_Figure data in JSON_:
━━━━━━
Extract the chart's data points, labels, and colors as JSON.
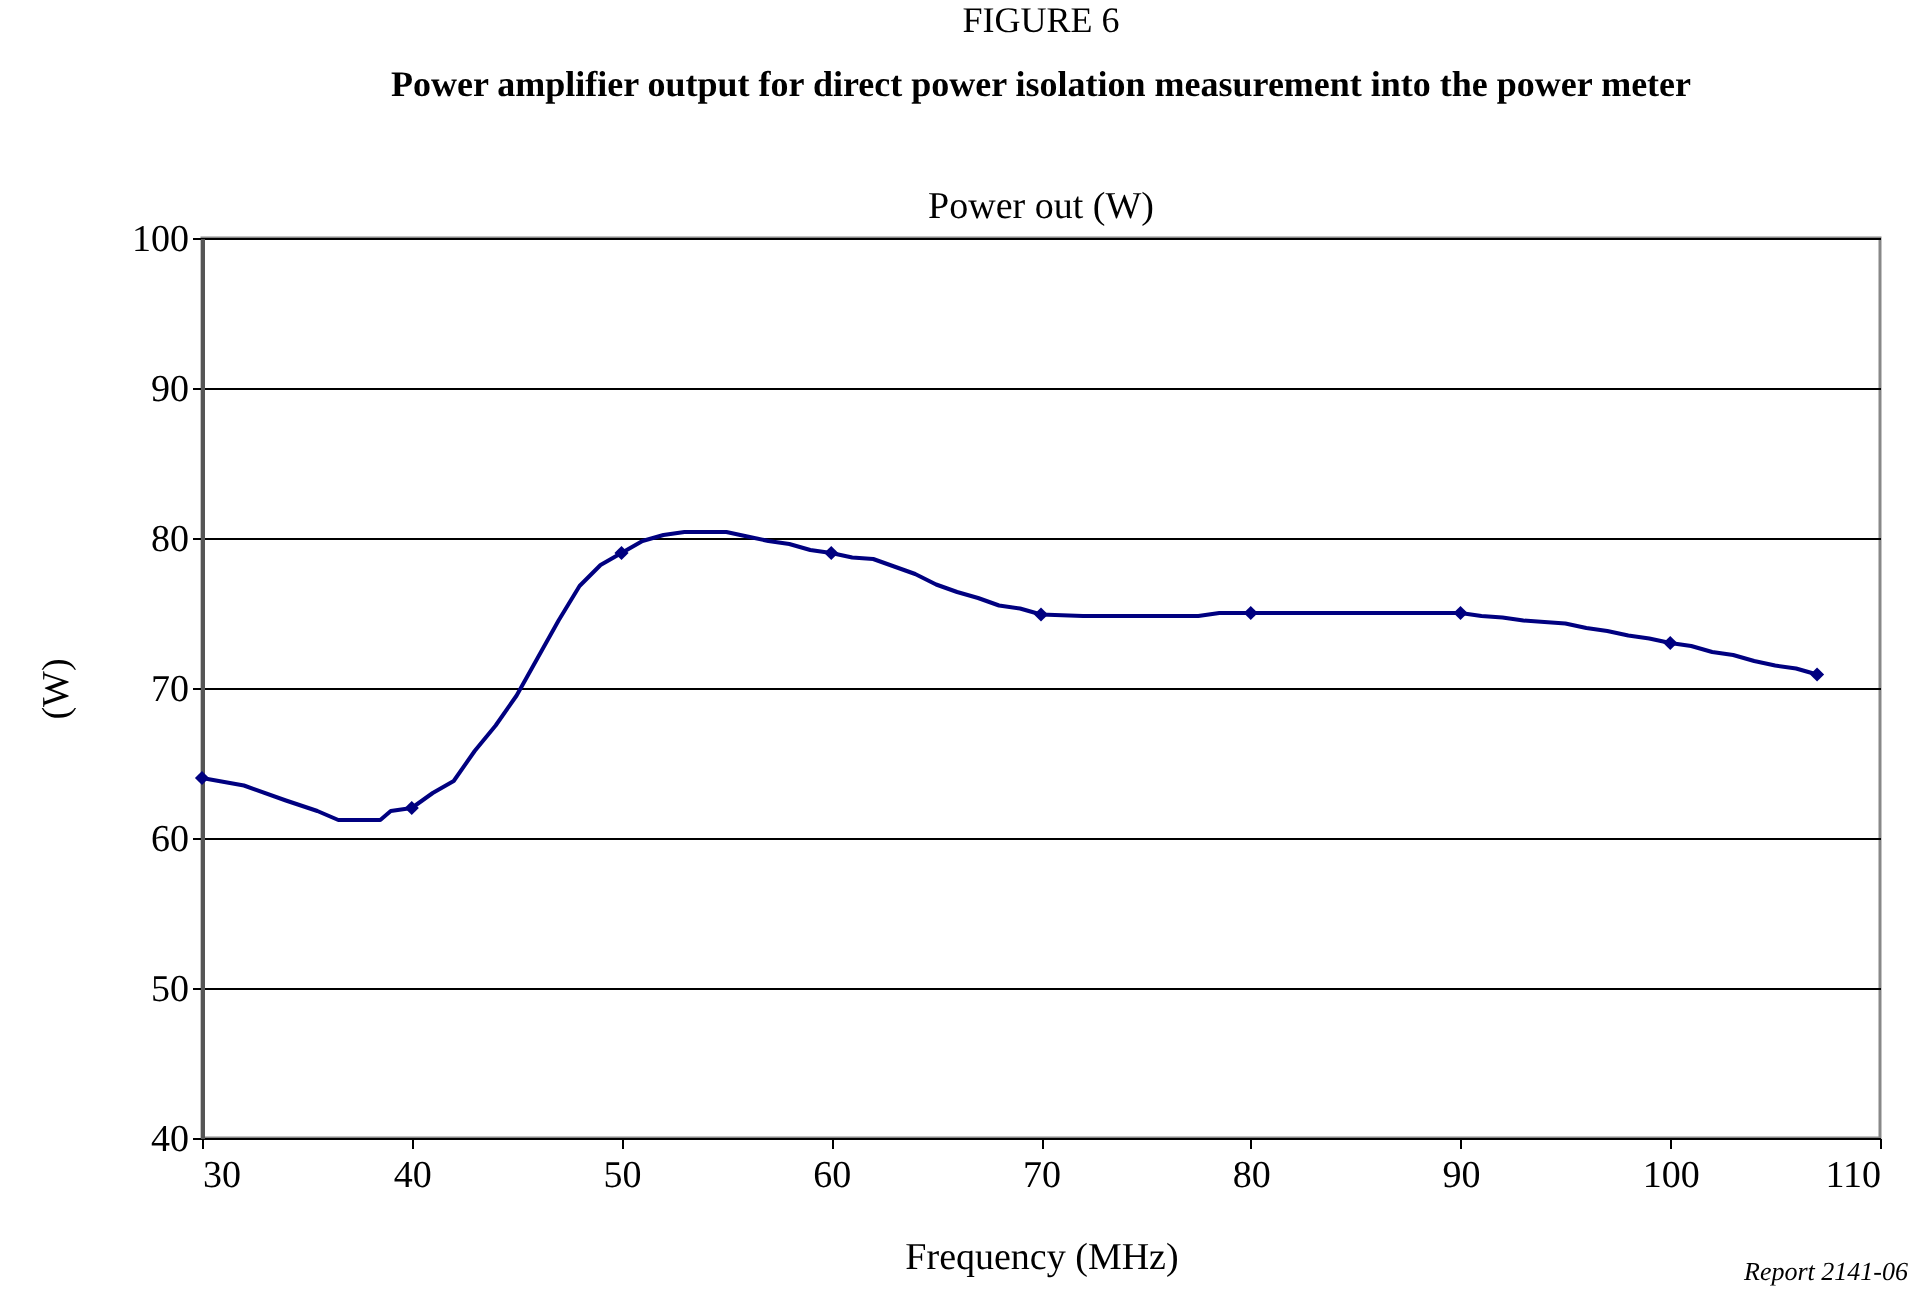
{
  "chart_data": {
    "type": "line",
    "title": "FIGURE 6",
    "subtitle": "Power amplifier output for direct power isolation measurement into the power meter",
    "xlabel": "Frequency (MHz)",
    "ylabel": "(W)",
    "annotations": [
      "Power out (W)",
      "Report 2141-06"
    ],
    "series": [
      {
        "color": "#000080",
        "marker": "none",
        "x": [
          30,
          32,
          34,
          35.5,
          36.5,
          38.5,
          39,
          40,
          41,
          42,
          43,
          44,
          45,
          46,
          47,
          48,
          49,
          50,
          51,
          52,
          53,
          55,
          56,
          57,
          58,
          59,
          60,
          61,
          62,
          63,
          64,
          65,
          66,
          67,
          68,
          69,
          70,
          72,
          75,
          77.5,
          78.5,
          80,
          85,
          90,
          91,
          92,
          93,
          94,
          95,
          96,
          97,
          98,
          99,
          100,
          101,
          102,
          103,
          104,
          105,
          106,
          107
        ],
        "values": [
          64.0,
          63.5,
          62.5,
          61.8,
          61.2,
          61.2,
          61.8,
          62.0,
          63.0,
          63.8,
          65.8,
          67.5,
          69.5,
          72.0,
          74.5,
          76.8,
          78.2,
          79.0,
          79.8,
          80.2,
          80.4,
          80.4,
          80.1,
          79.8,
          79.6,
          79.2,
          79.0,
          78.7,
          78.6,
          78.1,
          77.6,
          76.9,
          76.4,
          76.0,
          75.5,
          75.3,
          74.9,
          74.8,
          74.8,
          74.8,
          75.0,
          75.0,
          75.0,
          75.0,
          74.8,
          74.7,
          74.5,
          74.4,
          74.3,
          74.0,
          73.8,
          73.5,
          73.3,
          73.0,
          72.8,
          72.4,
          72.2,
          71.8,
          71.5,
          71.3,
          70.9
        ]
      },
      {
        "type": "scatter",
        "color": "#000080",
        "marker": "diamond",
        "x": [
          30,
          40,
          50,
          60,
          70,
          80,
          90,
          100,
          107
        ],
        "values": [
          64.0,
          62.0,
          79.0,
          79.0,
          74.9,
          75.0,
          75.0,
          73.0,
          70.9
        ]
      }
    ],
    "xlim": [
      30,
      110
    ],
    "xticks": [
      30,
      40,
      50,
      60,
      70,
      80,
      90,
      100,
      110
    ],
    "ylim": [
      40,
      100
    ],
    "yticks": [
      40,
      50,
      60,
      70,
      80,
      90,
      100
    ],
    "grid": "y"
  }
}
━━━━━━
_Stated goal_: Repeat all of the entries word for word, but omit the pictures.

_The response_:
Extract the chart's data points, labels, and colors as JSON.
{
  "chart_data": {
    "type": "line",
    "title": "FIGURE 6",
    "subtitle": "Power amplifier output for direct power isolation measurement into the power meter",
    "xlabel": "Frequency (MHz)",
    "ylabel": "(W)",
    "annotations": [
      "Power out (W)",
      "Report 2141-06"
    ],
    "series": [
      {
        "color": "#000080",
        "marker": "none",
        "x": [
          30,
          32,
          34,
          35.5,
          36.5,
          38.5,
          39,
          40,
          41,
          42,
          43,
          44,
          45,
          46,
          47,
          48,
          49,
          50,
          51,
          52,
          53,
          55,
          56,
          57,
          58,
          59,
          60,
          61,
          62,
          63,
          64,
          65,
          66,
          67,
          68,
          69,
          70,
          72,
          75,
          77.5,
          78.5,
          80,
          85,
          90,
          91,
          92,
          93,
          94,
          95,
          96,
          97,
          98,
          99,
          100,
          101,
          102,
          103,
          104,
          105,
          106,
          107
        ],
        "values": [
          64.0,
          63.5,
          62.5,
          61.8,
          61.2,
          61.2,
          61.8,
          62.0,
          63.0,
          63.8,
          65.8,
          67.5,
          69.5,
          72.0,
          74.5,
          76.8,
          78.2,
          79.0,
          79.8,
          80.2,
          80.4,
          80.4,
          80.1,
          79.8,
          79.6,
          79.2,
          79.0,
          78.7,
          78.6,
          78.1,
          77.6,
          76.9,
          76.4,
          76.0,
          75.5,
          75.3,
          74.9,
          74.8,
          74.8,
          74.8,
          75.0,
          75.0,
          75.0,
          75.0,
          74.8,
          74.7,
          74.5,
          74.4,
          74.3,
          74.0,
          73.8,
          73.5,
          73.3,
          73.0,
          72.8,
          72.4,
          72.2,
          71.8,
          71.5,
          71.3,
          70.9
        ]
      },
      {
        "type": "scatter",
        "color": "#000080",
        "marker": "diamond",
        "x": [
          30,
          40,
          50,
          60,
          70,
          80,
          90,
          100,
          107
        ],
        "values": [
          64.0,
          62.0,
          79.0,
          79.0,
          74.9,
          75.0,
          75.0,
          73.0,
          70.9
        ]
      }
    ],
    "xlim": [
      30,
      110
    ],
    "xticks": [
      30,
      40,
      50,
      60,
      70,
      80,
      90,
      100,
      110
    ],
    "ylim": [
      40,
      100
    ],
    "yticks": [
      40,
      50,
      60,
      70,
      80,
      90,
      100
    ],
    "grid": "y"
  }
}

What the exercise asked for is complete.